The only solution that works at an arbitrarily high scale is to grant message read and delete access to all queues based on the name prefix of the queue. The queue names are generated using a random 256 bit value generated by the Linux kernel using environmental entropy /dev/urandom, which is suitable for generating unguessable and secure Queue URLs. Another 256 random bits are generated for an AES key that is used to encrypt and decrypt all messages. This key is returned to the caller when creating a session and stored in the DynamoDB session table. A random counter initialization value is used for the AES stream cipher and returned along with the encrypted message. The decrypt-message script in the project provides an example Python implementation of decryption and a Javascript version is provided in the project's documentation.

Any set of Cognito credentials from the pool can be used to read and delete messages from any queue. The Cognito GetId method is also public, so anyone with knowledge of the Cognito endpoint can generate ID's. However, to access a Queue, one would need to know the random Queue name and URL. If they know the Queue URL, they can delete messages, but can't decrypt them without the private key. Whether this provides sufficient security depends on the nature of the data being handled. We hope however that AWS will at some point provide the tools necessary to secure a queue to a specific Cognito identity.

Access to the user message API Gateway endpoints is secured via IAM, meaning users can't directly call them. In our case, access is mediated through a separate service that checks the user's credentials.

Handling High Message Volumes

Dispatching messages to individual users is relatively easy to scale if they are injected through the API Gateway. Messages that have to be broadcast to all users, or to accounts with a large number of users, can become more difficult. Each message requires an AWS API call to SQS to insert into the queue, and a call to DynamoDB to add it to the user's message history. Because these Lambda functions mostly wait on HTTPS requests to AWS and make light use of CPU resources, we use low memory allocations of 128MB or 256MB, making operation as economical as possible. Multi-threading the operations, the dispatcher Lambda can only get off a few thousand API calls before timing out. If you need to broadcast a breaking news event to 100,000 users, a single Lambda invocation will not suffice.

◆ **Material**
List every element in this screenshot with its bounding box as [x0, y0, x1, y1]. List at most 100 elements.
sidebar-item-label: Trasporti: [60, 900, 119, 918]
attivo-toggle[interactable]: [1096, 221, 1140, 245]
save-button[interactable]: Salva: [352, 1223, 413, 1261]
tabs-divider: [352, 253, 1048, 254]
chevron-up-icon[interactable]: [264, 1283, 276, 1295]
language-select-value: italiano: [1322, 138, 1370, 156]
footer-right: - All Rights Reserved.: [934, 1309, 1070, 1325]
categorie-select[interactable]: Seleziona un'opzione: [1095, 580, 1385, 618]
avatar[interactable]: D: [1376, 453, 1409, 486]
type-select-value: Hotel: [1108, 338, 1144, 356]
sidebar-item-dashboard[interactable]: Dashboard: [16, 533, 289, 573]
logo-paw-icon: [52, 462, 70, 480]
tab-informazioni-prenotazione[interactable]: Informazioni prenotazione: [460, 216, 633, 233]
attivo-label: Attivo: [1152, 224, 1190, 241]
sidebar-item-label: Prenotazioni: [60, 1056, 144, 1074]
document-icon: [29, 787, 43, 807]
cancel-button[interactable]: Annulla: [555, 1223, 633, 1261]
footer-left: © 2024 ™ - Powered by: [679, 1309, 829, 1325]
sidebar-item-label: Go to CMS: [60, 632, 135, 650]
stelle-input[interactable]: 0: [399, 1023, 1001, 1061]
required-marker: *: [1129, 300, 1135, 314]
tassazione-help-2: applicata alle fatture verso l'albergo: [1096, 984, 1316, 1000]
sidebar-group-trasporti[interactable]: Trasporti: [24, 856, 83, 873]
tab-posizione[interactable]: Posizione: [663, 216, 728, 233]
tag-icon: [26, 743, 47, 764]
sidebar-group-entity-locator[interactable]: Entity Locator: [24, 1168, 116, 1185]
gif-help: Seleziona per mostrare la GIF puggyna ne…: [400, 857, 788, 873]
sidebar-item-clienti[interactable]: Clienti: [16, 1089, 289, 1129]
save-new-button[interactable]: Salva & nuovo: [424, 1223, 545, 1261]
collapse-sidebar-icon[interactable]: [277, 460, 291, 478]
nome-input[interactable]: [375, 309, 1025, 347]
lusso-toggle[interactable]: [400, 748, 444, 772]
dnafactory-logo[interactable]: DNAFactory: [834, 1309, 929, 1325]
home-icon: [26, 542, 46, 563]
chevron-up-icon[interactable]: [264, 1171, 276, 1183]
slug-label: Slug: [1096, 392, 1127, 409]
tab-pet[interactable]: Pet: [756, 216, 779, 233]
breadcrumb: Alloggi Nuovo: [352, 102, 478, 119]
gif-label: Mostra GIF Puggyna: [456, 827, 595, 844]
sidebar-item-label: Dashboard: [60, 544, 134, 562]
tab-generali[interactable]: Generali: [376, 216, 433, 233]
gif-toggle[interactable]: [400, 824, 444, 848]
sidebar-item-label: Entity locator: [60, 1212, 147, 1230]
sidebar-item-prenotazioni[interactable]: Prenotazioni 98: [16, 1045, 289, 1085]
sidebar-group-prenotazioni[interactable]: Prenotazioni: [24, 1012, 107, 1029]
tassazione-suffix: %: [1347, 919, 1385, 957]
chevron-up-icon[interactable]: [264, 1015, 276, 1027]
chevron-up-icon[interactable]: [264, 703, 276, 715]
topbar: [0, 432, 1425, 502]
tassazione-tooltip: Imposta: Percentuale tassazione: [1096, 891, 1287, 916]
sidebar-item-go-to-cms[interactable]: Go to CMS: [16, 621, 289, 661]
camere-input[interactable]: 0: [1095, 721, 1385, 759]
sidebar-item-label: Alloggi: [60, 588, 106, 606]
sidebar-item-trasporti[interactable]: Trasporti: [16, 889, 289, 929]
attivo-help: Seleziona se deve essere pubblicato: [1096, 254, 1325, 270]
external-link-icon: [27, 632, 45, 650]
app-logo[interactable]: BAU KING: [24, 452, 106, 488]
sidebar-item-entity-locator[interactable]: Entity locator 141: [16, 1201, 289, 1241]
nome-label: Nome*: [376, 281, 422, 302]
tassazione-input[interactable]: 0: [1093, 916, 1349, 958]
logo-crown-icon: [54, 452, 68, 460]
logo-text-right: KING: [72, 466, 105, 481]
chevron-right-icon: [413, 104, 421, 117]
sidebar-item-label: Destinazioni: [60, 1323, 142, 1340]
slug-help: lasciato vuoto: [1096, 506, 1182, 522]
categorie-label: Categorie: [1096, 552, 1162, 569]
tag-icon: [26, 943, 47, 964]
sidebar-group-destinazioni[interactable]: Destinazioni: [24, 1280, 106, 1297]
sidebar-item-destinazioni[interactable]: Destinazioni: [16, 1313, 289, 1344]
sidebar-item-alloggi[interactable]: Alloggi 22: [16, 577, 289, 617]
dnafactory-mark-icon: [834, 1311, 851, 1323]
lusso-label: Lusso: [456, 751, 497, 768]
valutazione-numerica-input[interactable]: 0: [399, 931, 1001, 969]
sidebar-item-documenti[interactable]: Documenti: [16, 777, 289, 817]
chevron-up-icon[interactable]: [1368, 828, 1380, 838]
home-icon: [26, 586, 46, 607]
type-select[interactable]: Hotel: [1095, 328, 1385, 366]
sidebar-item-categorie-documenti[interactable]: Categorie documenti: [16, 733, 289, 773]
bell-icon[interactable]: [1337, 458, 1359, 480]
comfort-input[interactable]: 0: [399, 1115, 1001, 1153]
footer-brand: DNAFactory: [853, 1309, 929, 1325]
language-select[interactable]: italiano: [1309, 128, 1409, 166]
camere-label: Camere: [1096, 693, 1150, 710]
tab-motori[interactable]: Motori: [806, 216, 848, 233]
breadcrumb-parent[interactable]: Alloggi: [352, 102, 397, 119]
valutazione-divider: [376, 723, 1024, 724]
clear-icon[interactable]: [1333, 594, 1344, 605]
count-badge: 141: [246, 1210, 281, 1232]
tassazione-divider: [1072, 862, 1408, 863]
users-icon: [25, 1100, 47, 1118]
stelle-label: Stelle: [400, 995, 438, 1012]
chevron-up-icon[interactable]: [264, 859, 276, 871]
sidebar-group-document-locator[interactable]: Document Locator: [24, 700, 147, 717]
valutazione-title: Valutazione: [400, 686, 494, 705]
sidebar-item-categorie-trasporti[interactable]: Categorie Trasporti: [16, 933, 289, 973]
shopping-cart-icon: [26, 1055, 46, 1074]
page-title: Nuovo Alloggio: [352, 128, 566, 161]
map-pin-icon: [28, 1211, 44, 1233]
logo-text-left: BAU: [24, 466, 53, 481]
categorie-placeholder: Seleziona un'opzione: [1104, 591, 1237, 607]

◆ **Tasks and exercises**
a - From the message queue excerpt above, reproduce everything from "Handling High Message" down to "will not suffice.".
b - In the message queue excerpt, what memory allocations are used for the Lambda functions?

◆ **Exercise solutions**
a -
Handling High Message Volumes

Dispatching messages to individual users is relatively easy to scale if they are injected through the API Gateway. Messages that have to be broadcast to all users, or to accounts with a large number of users, can become more difficult. Each message requires an AWS API call to SQS to insert into the queue, and a call to DynamoDB to add it to the user's message history. Because these Lambda functions mostly wait on HTTPS requests to AWS and make light use of CPU resources, we use low memory allocations of 128MB or 256MB, making operation as economical as possible. Multi-threading the operations, the dispatcher Lambda can only get off a few thousand API calls before timing out. If you need to broadcast a breaking news event to 100,000 users, a single Lambda invocation will not suffice.

b - 128MB or 256MB.